## Exercise objective
Restate all of the data exactly.

Stored data

----------

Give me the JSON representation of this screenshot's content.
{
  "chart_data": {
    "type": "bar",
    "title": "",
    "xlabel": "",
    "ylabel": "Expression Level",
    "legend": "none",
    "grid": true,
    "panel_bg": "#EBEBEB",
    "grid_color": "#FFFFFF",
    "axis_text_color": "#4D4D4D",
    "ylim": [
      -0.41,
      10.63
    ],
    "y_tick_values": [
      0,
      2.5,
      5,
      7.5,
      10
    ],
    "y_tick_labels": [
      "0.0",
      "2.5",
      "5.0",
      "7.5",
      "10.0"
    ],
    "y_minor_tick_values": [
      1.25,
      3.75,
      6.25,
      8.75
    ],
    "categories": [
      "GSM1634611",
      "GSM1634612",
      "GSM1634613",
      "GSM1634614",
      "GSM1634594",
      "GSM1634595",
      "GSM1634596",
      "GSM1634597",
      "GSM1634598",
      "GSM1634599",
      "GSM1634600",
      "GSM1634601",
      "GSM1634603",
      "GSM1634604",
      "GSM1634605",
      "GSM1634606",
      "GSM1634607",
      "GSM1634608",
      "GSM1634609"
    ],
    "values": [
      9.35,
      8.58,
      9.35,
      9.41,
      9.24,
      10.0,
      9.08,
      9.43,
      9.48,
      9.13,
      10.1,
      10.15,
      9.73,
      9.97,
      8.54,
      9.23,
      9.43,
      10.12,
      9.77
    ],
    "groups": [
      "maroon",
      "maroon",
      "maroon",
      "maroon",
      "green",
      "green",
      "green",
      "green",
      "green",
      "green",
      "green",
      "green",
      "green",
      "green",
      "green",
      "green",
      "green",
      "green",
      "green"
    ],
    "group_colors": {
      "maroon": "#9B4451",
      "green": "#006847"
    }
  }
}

----------

## Exercise response
Give me the JSON representation of this screenshot's content.
{
  "chart_data": {
    "type": "bar",
    "title": "",
    "xlabel": "",
    "ylabel": "Expression Level",
    "legend": "none",
    "grid": true,
    "panel_bg": "#EBEBEB",
    "grid_color": "#FFFFFF",
    "axis_text_color": "#4D4D4D",
    "ylim": [
      -0.41,
      10.63
    ],
    "y_tick_values": [
      0,
      2.5,
      5,
      7.5,
      10
    ],
    "y_tick_labels": [
      "0.0",
      "2.5",
      "5.0",
      "7.5",
      "10.0"
    ],
    "y_minor_tick_values": [
      1.25,
      3.75,
      6.25,
      8.75
    ],
    "categories": [
      "GSM1634611",
      "GSM1634612",
      "GSM1634613",
      "GSM1634614",
      "GSM1634594",
      "GSM1634595",
      "GSM1634596",
      "GSM1634597",
      "GSM1634598",
      "GSM1634599",
      "GSM1634600",
      "GSM1634601",
      "GSM1634603",
      "GSM1634604",
      "GSM1634605",
      "GSM1634606",
      "GSM1634607",
      "GSM1634608",
      "GSM1634609"
    ],
    "values": [
      9.35,
      8.58,
      9.35,
      9.41,
      9.24,
      10.0,
      9.08,
      9.43,
      9.48,
      9.13,
      10.1,
      10.15,
      9.73,
      9.97,
      8.54,
      9.23,
      9.43,
      10.12,
      9.77
    ],
    "groups": [
      "maroon",
      "maroon",
      "maroon",
      "maroon",
      "green",
      "green",
      "green",
      "green",
      "green",
      "green",
      "green",
      "green",
      "green",
      "green",
      "green",
      "green",
      "green",
      "green",
      "green"
    ],
    "group_colors": {
      "maroon": "#9B4451",
      "green": "#006847"
    }
  }
}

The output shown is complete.